▶ _Task instructions_:
Wherever the string "icon" appears in a line, extract that line.

▶ _Given records_:
--
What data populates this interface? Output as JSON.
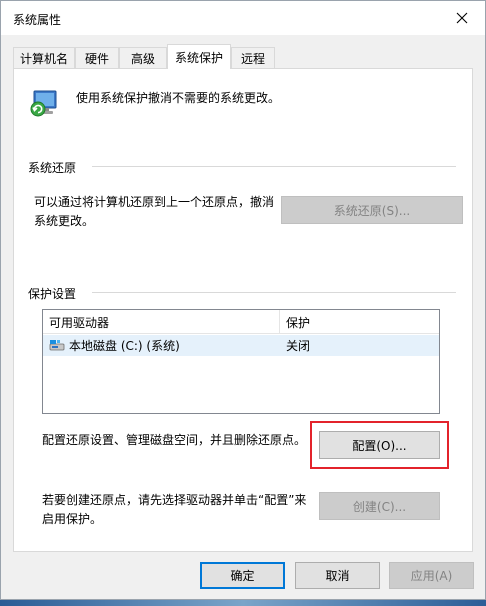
{
  "window": {
    "title": "系统属性"
  },
  "tabs": [
    {
      "label": "计算机名",
      "active": false
    },
    {
      "label": "硬件",
      "active": false
    },
    {
      "label": "高级",
      "active": false
    },
    {
      "label": "系统保护",
      "active": true
    },
    {
      "label": "远程",
      "active": false
    }
  ],
  "header": {
    "text": "使用系统保护撤消不需要的系统更改。",
    "icon": "system-protection-icon"
  },
  "restore": {
    "group_label": "系统还原",
    "description_line1": "可以通过将计算机还原到上一个还原点，撤消",
    "description_line2": "系统更改。",
    "button_label": "系统还原(S)..."
  },
  "protection": {
    "group_label": "保护设置",
    "columns": [
      "可用驱动器",
      "保护"
    ],
    "rows": [
      {
        "drive": "本地磁盘 (C:) (系统)",
        "protection": "关闭",
        "icon": "drive-icon"
      }
    ],
    "configure_text": "配置还原设置、管理磁盘空间，并且删除还原点。",
    "configure_button": "配置(O)...",
    "create_text_line1": "若要创建还原点，请先选择驱动器并单击“配置”来",
    "create_text_line2": "启用保护。",
    "create_button": "创建(C)..."
  },
  "footer": {
    "ok": "确定",
    "cancel": "取消",
    "apply": "应用(A)"
  },
  "colors": {
    "accent": "#0078d7",
    "highlight": "#e3232b",
    "selection": "#e5f1fb"
  }
}
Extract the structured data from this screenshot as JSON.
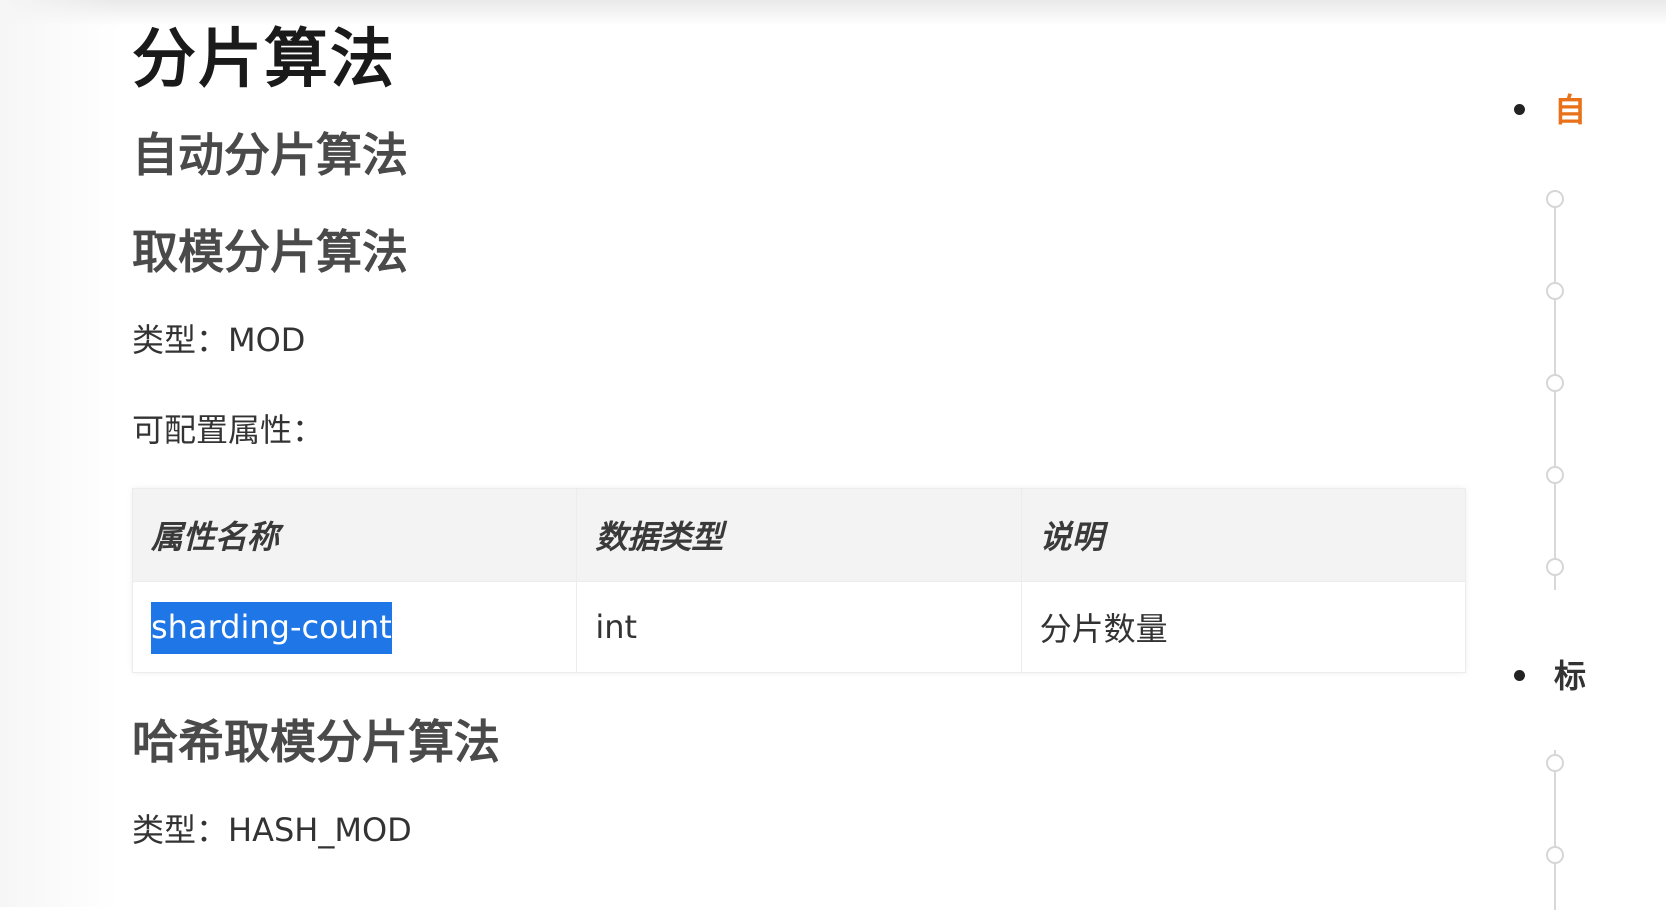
{
  "doc": {
    "title": "分片算法",
    "sections": {
      "auto": "自动分片算法",
      "mod": "取模分片算法",
      "hash_mod": "哈希取模分片算法"
    },
    "mod_type": "类型：MOD",
    "configurable": "可配置属性：",
    "table": {
      "headers": [
        "属性名称",
        "数据类型",
        "说明"
      ],
      "rows": [
        [
          "sharding-count",
          "int",
          "分片数量"
        ]
      ]
    },
    "hash_mod_type": "类型：HASH_MOD"
  },
  "toc": {
    "items": [
      {
        "text": "自",
        "color": "#e8711a"
      },
      {
        "text": "标",
        "color": "#333333"
      }
    ]
  },
  "colors": {
    "selection": "#1f76e6",
    "heading": "#4a4a4a",
    "toc_accent": "#e8711a"
  }
}
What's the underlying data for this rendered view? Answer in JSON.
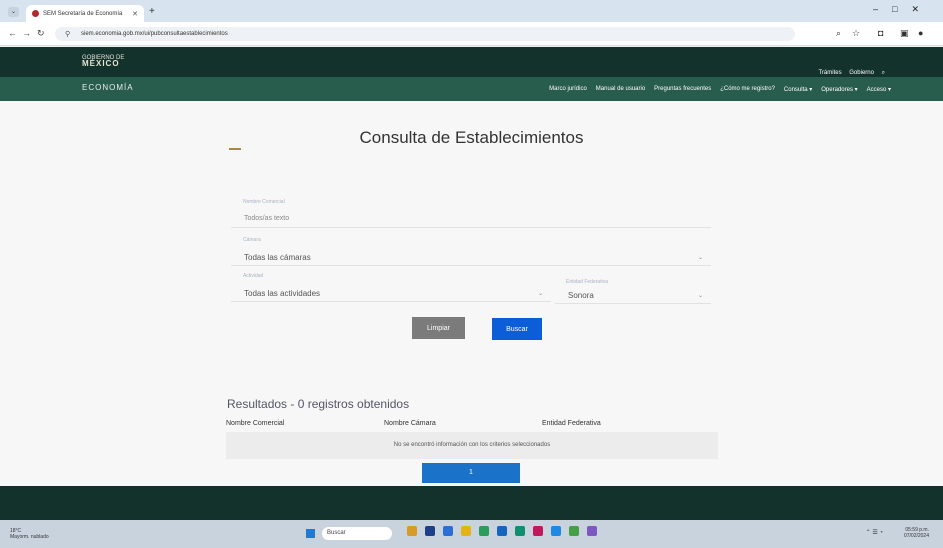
--
▶ _Solution for this task_:
    "icon": "system-protection-icon"
        "icon": "drive-icon"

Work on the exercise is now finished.